(Requirement) Transcribe the material below exactly as it appears.

(Supplied information)

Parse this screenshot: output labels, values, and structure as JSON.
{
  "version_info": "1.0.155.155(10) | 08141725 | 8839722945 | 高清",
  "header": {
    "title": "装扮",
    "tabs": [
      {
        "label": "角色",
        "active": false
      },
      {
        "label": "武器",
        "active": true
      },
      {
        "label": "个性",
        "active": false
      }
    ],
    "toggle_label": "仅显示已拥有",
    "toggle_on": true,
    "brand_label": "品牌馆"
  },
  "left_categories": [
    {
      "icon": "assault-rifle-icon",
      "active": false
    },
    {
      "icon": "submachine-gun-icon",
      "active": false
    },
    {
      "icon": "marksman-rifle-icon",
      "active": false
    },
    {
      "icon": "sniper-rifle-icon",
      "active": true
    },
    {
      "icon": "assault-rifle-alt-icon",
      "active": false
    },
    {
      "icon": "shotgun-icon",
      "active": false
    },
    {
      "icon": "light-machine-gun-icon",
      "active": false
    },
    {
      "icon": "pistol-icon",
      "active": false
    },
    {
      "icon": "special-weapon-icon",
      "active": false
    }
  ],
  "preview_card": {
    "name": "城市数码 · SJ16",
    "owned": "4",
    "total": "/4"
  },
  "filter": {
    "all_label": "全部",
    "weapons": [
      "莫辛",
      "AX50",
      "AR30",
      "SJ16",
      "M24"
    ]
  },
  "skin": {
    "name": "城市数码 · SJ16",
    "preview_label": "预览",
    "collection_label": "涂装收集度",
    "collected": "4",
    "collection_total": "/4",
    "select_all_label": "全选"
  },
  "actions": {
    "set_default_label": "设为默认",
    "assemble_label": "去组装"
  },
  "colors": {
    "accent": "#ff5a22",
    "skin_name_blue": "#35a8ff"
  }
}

(Written reply)
Parse this screenshot: output labels, values, and structure as JSON.
{
  "version_info": "1.0.155.155(10) | 08141725 | 8839722945 | 高清",
  "header": {
    "title": "装扮",
    "tabs": [
      {
        "label": "角色",
        "active": false
      },
      {
        "label": "武器",
        "active": true
      },
      {
        "label": "个性",
        "active": false
      }
    ],
    "toggle_label": "仅显示已拥有",
    "toggle_on": true,
    "brand_label": "品牌馆"
  },
  "left_categories": [
    {
      "icon": "assault-rifle-icon",
      "active": false
    },
    {
      "icon": "submachine-gun-icon",
      "active": false
    },
    {
      "icon": "marksman-rifle-icon",
      "active": false
    },
    {
      "icon": "sniper-rifle-icon",
      "active": true
    },
    {
      "icon": "assault-rifle-alt-icon",
      "active": false
    },
    {
      "icon": "shotgun-icon",
      "active": false
    },
    {
      "icon": "light-machine-gun-icon",
      "active": false
    },
    {
      "icon": "pistol-icon",
      "active": false
    },
    {
      "icon": "special-weapon-icon",
      "active": false
    }
  ],
  "preview_card": {
    "name": "城市数码 · SJ16",
    "owned": "4",
    "total": "/4"
  },
  "filter": {
    "all_label": "全部",
    "weapons": [
      "莫辛",
      "AX50",
      "AR30",
      "SJ16",
      "M24"
    ]
  },
  "skin": {
    "name": "城市数码 · SJ16",
    "preview_label": "预览",
    "collection_label": "涂装收集度",
    "collected": "4",
    "collection_total": "/4",
    "select_all_label": "全选"
  },
  "actions": {
    "set_default_label": "设为默认",
    "assemble_label": "去组装"
  },
  "colors": {
    "accent": "#ff5a22",
    "skin_name_blue": "#35a8ff"
  }
}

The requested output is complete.